[Stored data entries]
____
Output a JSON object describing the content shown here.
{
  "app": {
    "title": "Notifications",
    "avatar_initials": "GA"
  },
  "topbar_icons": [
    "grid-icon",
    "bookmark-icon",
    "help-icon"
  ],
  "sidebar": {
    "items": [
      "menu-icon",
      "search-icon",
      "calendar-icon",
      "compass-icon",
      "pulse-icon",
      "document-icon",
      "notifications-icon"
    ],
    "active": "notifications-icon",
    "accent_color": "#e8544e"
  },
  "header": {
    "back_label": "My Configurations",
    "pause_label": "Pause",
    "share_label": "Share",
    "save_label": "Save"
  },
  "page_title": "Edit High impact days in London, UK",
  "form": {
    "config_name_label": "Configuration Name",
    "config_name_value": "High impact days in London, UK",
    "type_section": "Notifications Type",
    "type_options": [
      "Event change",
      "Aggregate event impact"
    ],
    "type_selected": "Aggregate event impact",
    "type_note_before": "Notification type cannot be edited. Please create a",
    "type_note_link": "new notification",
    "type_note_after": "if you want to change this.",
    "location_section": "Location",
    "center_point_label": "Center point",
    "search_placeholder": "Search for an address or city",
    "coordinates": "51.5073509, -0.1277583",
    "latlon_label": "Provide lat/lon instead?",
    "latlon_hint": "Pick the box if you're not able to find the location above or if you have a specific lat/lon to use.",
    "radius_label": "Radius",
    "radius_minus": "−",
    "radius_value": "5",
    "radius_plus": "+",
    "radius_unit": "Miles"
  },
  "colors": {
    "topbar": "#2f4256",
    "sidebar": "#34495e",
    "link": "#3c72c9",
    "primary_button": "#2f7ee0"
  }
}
____
Pull out each line of the listing that holds the string "London".

  "page_title": "Edit High impact days in London, UK",
    "config_name_value": "High impact days in London, UK",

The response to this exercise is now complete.